> WHAT IS REQUIRED
Report every line from the material that contains the word "this".

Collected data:
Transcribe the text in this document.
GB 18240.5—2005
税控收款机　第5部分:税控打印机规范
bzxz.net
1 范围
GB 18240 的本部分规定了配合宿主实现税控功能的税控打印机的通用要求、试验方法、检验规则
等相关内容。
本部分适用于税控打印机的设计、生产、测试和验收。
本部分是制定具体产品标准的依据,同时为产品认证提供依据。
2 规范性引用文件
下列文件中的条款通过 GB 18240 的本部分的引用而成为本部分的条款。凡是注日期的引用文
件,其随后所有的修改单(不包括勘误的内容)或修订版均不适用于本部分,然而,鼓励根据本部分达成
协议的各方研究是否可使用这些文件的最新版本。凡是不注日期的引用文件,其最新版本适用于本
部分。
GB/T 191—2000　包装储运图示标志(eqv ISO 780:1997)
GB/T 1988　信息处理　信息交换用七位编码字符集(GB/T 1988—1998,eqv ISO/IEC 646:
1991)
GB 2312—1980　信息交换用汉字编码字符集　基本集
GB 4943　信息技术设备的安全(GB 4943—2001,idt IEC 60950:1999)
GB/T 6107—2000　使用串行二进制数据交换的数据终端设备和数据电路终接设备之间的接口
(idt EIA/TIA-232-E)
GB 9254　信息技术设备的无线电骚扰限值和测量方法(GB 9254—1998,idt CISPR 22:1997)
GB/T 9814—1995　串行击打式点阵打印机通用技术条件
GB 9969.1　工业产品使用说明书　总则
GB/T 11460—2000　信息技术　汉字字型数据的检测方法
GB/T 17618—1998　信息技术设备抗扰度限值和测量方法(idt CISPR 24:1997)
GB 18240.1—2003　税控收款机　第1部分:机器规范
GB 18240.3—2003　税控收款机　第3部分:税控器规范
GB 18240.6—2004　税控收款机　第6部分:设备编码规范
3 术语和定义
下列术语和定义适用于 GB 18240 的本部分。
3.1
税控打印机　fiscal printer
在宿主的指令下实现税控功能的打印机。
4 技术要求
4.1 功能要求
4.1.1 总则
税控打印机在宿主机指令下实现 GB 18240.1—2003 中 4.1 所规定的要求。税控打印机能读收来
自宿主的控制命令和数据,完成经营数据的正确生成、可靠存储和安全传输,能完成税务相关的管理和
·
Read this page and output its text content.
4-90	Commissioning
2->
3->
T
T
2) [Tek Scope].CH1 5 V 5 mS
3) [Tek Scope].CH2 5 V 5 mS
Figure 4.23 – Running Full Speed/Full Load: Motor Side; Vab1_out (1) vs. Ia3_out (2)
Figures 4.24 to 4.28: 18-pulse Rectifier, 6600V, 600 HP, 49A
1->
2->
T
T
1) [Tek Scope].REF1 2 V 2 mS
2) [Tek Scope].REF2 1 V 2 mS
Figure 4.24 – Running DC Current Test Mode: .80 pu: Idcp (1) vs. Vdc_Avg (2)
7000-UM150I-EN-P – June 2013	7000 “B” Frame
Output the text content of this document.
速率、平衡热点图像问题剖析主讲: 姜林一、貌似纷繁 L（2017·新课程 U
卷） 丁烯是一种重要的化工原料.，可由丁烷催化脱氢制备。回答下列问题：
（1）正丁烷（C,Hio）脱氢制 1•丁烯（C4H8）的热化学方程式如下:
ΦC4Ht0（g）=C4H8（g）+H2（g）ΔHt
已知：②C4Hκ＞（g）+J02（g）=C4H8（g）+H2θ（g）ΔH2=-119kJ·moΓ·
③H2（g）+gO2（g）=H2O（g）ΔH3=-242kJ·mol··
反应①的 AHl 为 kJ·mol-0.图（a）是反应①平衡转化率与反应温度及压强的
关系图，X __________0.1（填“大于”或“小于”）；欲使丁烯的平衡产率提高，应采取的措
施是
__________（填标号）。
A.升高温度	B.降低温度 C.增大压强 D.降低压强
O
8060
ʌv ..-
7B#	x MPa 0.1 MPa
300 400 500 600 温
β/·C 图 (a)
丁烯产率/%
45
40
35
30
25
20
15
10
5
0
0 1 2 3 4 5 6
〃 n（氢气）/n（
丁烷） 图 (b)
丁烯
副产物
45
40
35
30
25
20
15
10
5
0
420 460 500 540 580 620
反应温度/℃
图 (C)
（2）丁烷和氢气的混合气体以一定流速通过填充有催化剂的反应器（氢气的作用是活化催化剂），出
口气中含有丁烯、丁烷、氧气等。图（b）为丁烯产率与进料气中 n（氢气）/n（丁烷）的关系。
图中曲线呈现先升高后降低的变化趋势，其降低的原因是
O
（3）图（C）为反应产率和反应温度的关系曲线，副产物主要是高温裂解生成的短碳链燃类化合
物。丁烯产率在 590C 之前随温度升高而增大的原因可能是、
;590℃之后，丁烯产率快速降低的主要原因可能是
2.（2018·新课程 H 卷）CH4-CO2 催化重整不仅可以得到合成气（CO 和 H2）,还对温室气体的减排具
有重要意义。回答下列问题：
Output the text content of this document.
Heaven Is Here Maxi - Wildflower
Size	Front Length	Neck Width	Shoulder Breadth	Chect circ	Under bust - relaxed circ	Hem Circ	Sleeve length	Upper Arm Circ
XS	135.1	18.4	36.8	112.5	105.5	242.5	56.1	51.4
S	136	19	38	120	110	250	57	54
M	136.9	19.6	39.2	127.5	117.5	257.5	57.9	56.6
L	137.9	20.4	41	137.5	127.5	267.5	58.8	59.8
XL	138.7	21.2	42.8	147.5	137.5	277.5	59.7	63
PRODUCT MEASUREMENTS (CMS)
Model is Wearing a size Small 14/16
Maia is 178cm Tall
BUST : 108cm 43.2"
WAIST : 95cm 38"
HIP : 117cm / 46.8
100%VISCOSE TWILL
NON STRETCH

> EXERCISE OUTPUT
Transcribe the text in this document.
Read this page and output its text content.
Output the text content of this document.
Output the text content of this document.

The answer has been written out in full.